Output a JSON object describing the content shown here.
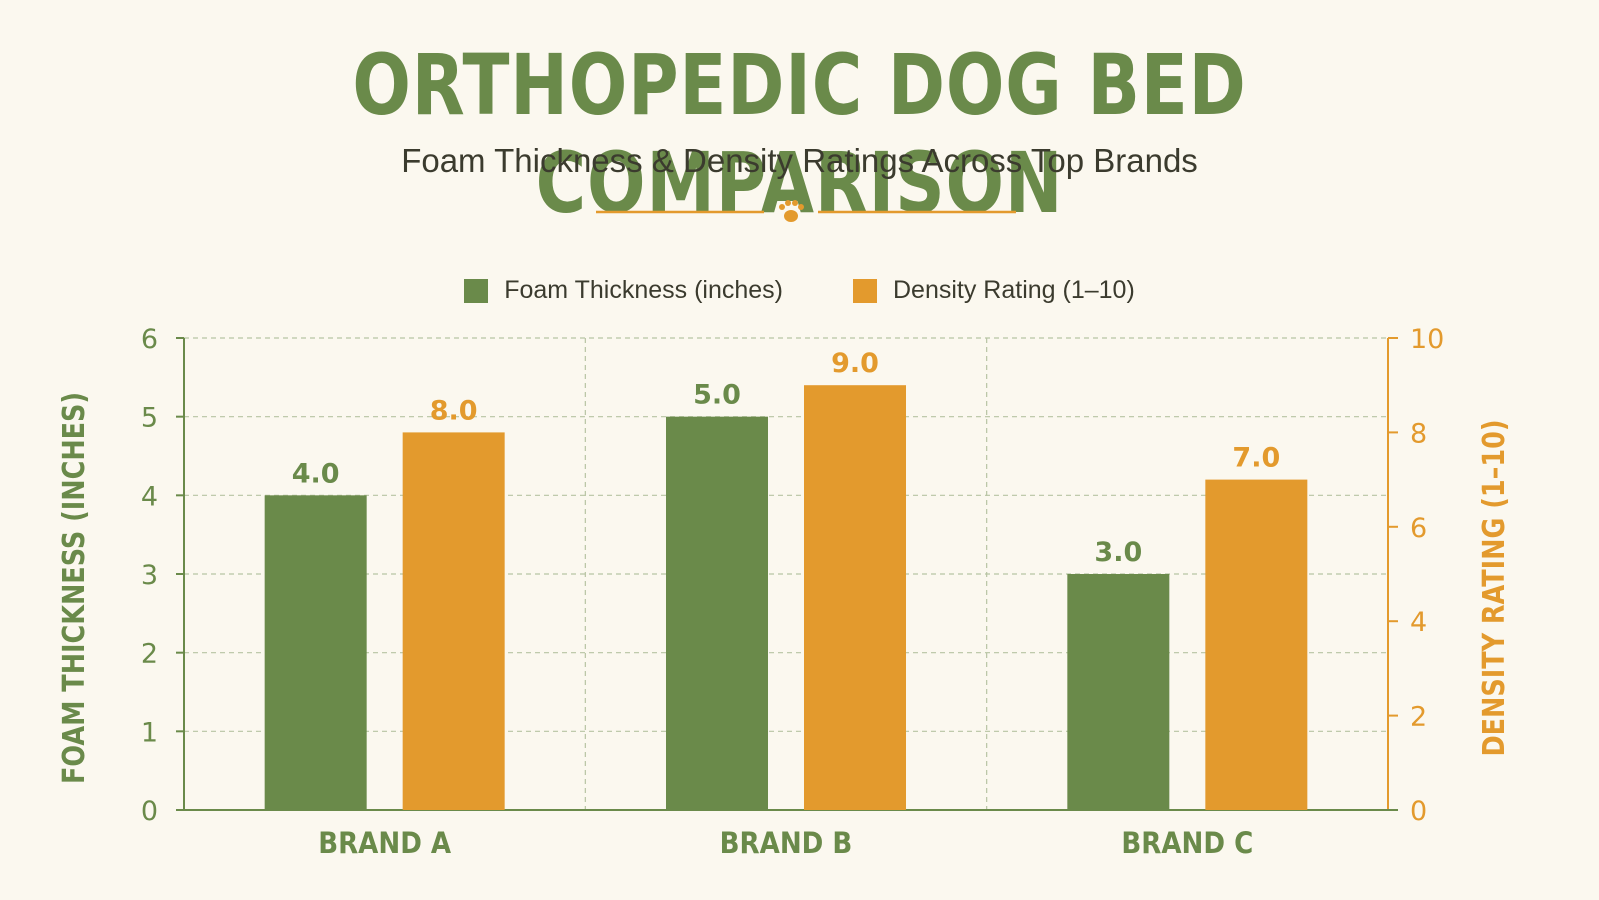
{
  "header": {
    "title": "ORTHOPEDIC DOG BED COMPARISON",
    "subtitle": "Foam Thickness & Density Ratings Across Top Brands",
    "divider_icon": "paw-icon"
  },
  "colors": {
    "green": "#6a8a4a",
    "orange": "#e39a2d",
    "background": "#fbf8ef",
    "text": "#3b3b2e",
    "grid": "#b7c4a3"
  },
  "chart_data": {
    "type": "bar",
    "categories": [
      "BRAND A",
      "BRAND B",
      "BRAND C"
    ],
    "series": [
      {
        "name": "Foam Thickness (inches)",
        "axis": "left",
        "values": [
          4.0,
          5.0,
          3.0
        ],
        "labels": [
          "4.0",
          "5.0",
          "3.0"
        ]
      },
      {
        "name": "Density Rating (1–10)",
        "axis": "right",
        "values": [
          8.0,
          9.0,
          7.0
        ],
        "labels": [
          "8.0",
          "9.0",
          "7.0"
        ]
      }
    ],
    "ylabel": "FOAM THICKNESS (INCHES)",
    "ylim": [
      0,
      6
    ],
    "yticks": [
      "0",
      "1",
      "2",
      "3",
      "4",
      "5",
      "6"
    ],
    "y2label": "DENSITY RATING (1–10)",
    "y2lim": [
      0,
      10
    ],
    "y2ticks": [
      "0",
      "2",
      "4",
      "6",
      "8",
      "10"
    ],
    "grid": true,
    "legend_position": "top-center"
  }
}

========

Where a line above holds the string "name", show that line.

        "name": "Foam Thickness (inches)",
        "name": "Density Rating (1–10)",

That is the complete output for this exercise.